— BEGIN Data excerpts —

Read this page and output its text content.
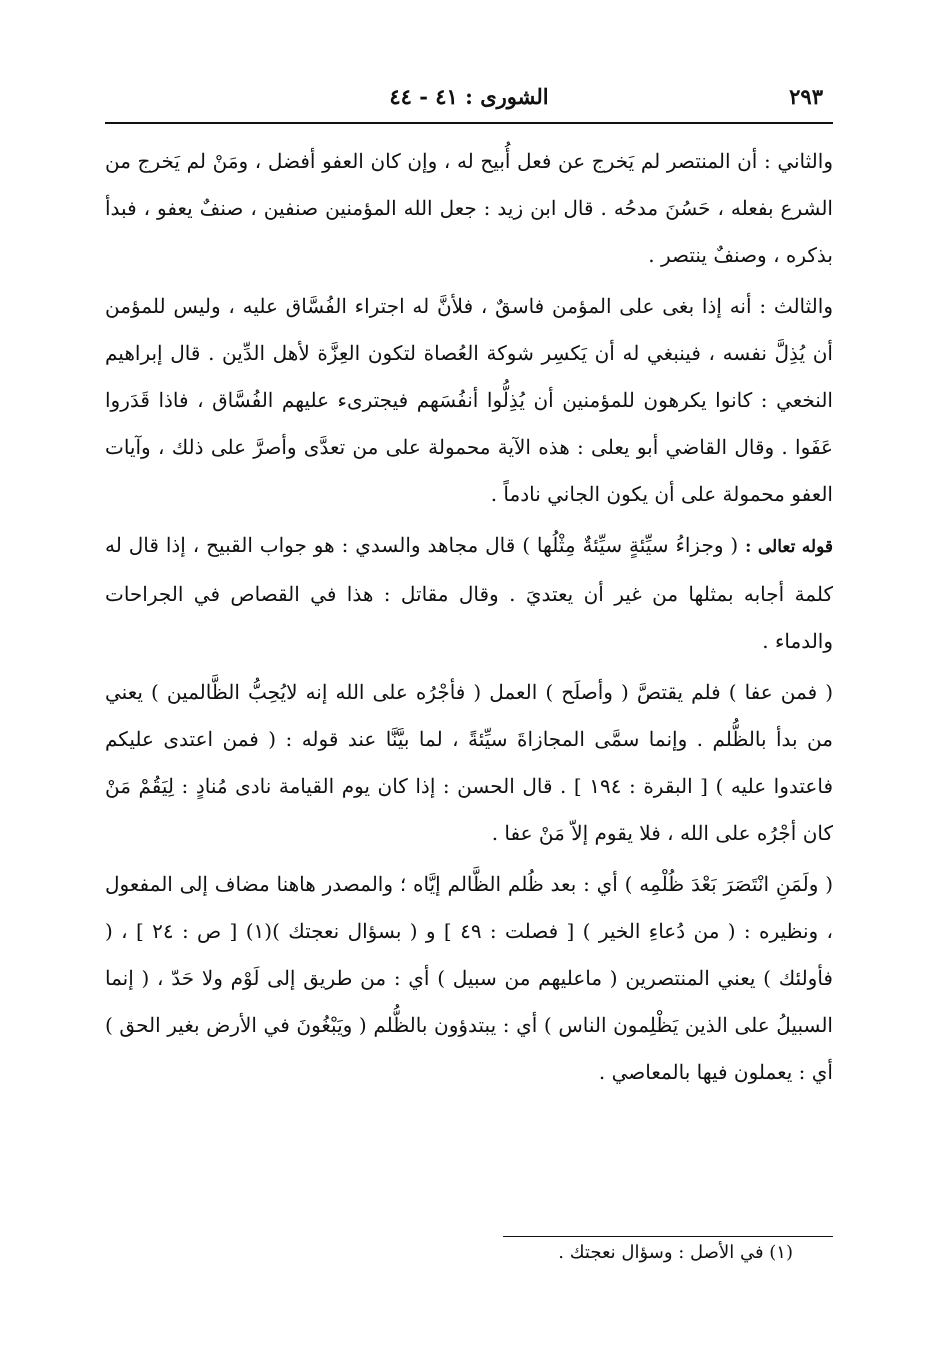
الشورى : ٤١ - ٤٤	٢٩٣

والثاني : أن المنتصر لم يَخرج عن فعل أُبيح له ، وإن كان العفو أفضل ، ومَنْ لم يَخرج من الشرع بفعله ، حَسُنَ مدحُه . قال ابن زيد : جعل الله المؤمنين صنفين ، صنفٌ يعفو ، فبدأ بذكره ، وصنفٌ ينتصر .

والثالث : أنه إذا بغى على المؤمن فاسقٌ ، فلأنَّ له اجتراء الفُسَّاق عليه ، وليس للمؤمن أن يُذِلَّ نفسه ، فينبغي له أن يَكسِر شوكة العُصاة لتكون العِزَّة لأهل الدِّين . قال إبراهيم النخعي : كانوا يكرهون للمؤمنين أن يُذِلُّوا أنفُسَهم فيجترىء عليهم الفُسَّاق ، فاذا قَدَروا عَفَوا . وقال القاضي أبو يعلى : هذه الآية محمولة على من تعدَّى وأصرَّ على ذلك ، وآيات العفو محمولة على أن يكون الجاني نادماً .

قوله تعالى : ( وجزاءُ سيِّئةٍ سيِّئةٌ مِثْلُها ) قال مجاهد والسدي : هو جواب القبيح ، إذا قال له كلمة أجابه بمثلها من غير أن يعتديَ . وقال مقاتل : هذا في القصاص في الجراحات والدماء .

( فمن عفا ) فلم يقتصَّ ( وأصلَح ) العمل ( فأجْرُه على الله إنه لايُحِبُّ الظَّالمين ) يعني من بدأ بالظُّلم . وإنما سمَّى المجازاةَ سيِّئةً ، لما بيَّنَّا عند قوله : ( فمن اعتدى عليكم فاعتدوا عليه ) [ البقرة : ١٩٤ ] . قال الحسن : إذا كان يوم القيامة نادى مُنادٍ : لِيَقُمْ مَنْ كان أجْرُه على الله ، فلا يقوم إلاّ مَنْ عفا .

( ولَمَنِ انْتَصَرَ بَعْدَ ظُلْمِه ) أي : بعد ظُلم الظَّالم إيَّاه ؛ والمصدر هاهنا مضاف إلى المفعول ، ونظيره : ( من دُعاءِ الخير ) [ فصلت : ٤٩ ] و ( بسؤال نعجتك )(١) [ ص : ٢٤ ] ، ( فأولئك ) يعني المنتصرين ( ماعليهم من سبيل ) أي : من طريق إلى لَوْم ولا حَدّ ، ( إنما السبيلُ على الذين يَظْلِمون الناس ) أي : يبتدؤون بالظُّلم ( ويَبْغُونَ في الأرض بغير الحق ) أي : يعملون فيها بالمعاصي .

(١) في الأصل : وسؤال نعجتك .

— END Data excerpts —

Exactly how many lines of the material contain the word "نعجتك"? Write the number alone.

2